──────── Data for the task

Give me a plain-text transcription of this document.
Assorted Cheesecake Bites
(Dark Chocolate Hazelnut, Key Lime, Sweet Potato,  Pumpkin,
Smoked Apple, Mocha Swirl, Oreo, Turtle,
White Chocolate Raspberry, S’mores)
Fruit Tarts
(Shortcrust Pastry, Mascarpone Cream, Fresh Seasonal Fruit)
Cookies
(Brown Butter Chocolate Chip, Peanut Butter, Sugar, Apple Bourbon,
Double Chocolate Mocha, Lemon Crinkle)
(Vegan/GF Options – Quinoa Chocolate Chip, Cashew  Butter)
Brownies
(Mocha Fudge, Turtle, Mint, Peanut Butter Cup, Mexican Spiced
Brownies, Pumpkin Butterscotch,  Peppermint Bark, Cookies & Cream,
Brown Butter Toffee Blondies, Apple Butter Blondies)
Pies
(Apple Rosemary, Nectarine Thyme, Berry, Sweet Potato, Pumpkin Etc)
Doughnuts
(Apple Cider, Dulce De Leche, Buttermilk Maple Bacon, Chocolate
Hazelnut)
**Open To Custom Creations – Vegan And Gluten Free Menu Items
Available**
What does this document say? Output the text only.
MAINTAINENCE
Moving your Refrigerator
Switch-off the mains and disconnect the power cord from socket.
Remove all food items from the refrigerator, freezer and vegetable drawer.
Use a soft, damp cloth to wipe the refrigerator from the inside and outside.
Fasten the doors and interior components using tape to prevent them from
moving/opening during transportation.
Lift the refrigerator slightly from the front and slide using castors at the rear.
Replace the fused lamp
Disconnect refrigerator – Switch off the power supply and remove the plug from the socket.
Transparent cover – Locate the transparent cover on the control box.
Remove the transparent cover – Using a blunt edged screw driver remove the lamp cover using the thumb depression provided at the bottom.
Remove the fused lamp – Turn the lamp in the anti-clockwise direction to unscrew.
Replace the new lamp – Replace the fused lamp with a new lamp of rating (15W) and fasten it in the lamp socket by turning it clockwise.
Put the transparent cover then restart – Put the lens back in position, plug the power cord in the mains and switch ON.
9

────────────────

**Instructions for the task:**
Of all the lines above, how many contain the word "clockwise"? Answer with only the number.

**Solution to this task:**
2